(Stored data entries)
------

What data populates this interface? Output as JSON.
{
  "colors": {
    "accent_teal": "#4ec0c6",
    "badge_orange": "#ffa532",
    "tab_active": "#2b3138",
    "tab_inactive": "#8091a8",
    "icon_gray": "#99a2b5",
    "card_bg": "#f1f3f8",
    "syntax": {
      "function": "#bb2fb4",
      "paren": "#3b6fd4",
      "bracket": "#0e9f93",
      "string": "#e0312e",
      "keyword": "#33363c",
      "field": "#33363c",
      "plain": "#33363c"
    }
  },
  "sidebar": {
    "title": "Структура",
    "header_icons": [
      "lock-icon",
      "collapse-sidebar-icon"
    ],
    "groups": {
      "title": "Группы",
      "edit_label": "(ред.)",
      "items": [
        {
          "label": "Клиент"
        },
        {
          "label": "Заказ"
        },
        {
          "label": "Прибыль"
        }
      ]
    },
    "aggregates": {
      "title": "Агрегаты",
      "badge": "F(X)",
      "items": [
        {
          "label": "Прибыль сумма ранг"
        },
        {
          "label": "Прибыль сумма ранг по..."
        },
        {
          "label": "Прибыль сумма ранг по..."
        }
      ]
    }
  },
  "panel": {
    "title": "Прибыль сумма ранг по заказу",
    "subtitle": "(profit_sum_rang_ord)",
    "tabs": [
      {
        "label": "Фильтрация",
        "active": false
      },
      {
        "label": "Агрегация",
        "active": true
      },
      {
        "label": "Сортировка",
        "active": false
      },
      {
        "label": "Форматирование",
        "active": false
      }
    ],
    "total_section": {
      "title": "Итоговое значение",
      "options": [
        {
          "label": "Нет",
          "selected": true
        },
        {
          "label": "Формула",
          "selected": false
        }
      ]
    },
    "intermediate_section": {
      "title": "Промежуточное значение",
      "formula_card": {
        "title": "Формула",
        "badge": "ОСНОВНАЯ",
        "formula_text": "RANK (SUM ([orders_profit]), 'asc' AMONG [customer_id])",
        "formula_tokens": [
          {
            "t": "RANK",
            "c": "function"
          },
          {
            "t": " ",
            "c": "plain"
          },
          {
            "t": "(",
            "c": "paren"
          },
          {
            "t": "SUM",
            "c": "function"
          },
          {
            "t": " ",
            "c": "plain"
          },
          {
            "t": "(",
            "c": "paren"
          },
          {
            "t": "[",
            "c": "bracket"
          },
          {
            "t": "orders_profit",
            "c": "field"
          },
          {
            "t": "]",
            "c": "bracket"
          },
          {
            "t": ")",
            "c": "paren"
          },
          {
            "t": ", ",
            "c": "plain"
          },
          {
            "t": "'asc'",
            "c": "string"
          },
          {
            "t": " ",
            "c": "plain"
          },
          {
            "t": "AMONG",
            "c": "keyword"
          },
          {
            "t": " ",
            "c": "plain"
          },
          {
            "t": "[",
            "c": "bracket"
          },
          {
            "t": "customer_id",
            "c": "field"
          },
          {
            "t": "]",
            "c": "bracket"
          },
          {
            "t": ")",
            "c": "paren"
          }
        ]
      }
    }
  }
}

------

*Given exercise*
All the data must be duplicated exactly, with nothing added or removed.

*Answer to this exercise*
What data populates this interface? Output as JSON.
{
  "colors": {
    "accent_teal": "#4ec0c6",
    "badge_orange": "#ffa532",
    "tab_active": "#2b3138",
    "tab_inactive": "#8091a8",
    "icon_gray": "#99a2b5",
    "card_bg": "#f1f3f8",
    "syntax": {
      "function": "#bb2fb4",
      "paren": "#3b6fd4",
      "bracket": "#0e9f93",
      "string": "#e0312e",
      "keyword": "#33363c",
      "field": "#33363c",
      "plain": "#33363c"
    }
  },
  "sidebar": {
    "title": "Структура",
    "header_icons": [
      "lock-icon",
      "collapse-sidebar-icon"
    ],
    "groups": {
      "title": "Группы",
      "edit_label": "(ред.)",
      "items": [
        {
          "label": "Клиент"
        },
        {
          "label": "Заказ"
        },
        {
          "label": "Прибыль"
        }
      ]
    },
    "aggregates": {
      "title": "Агрегаты",
      "badge": "F(X)",
      "items": [
        {
          "label": "Прибыль сумма ранг"
        },
        {
          "label": "Прибыль сумма ранг по..."
        },
        {
          "label": "Прибыль сумма ранг по..."
        }
      ]
    }
  },
  "panel": {
    "title": "Прибыль сумма ранг по заказу",
    "subtitle": "(profit_sum_rang_ord)",
    "tabs": [
      {
        "label": "Фильтрация",
        "active": false
      },
      {
        "label": "Агрегация",
        "active": true
      },
      {
        "label": "Сортировка",
        "active": false
      },
      {
        "label": "Форматирование",
        "active": false
      }
    ],
    "total_section": {
      "title": "Итоговое значение",
      "options": [
        {
          "label": "Нет",
          "selected": true
        },
        {
          "label": "Формула",
          "selected": false
        }
      ]
    },
    "intermediate_section": {
      "title": "Промежуточное значение",
      "formula_card": {
        "title": "Формула",
        "badge": "ОСНОВНАЯ",
        "formula_text": "RANK (SUM ([orders_profit]), 'asc' AMONG [customer_id])",
        "formula_tokens": [
          {
            "t": "RANK",
            "c": "function"
          },
          {
            "t": " ",
            "c": "plain"
          },
          {
            "t": "(",
            "c": "paren"
          },
          {
            "t": "SUM",
            "c": "function"
          },
          {
            "t": " ",
            "c": "plain"
          },
          {
            "t": "(",
            "c": "paren"
          },
          {
            "t": "[",
            "c": "bracket"
          },
          {
            "t": "orders_profit",
            "c": "field"
          },
          {
            "t": "]",
            "c": "bracket"
          },
          {
            "t": ")",
            "c": "paren"
          },
          {
            "t": ", ",
            "c": "plain"
          },
          {
            "t": "'asc'",
            "c": "string"
          },
          {
            "t": " ",
            "c": "plain"
          },
          {
            "t": "AMONG",
            "c": "keyword"
          },
          {
            "t": " ",
            "c": "plain"
          },
          {
            "t": "[",
            "c": "bracket"
          },
          {
            "t": "customer_id",
            "c": "field"
          },
          {
            "t": "]",
            "c": "bracket"
          },
          {
            "t": ")",
            "c": "paren"
          }
        ]
      }
    }
  }
}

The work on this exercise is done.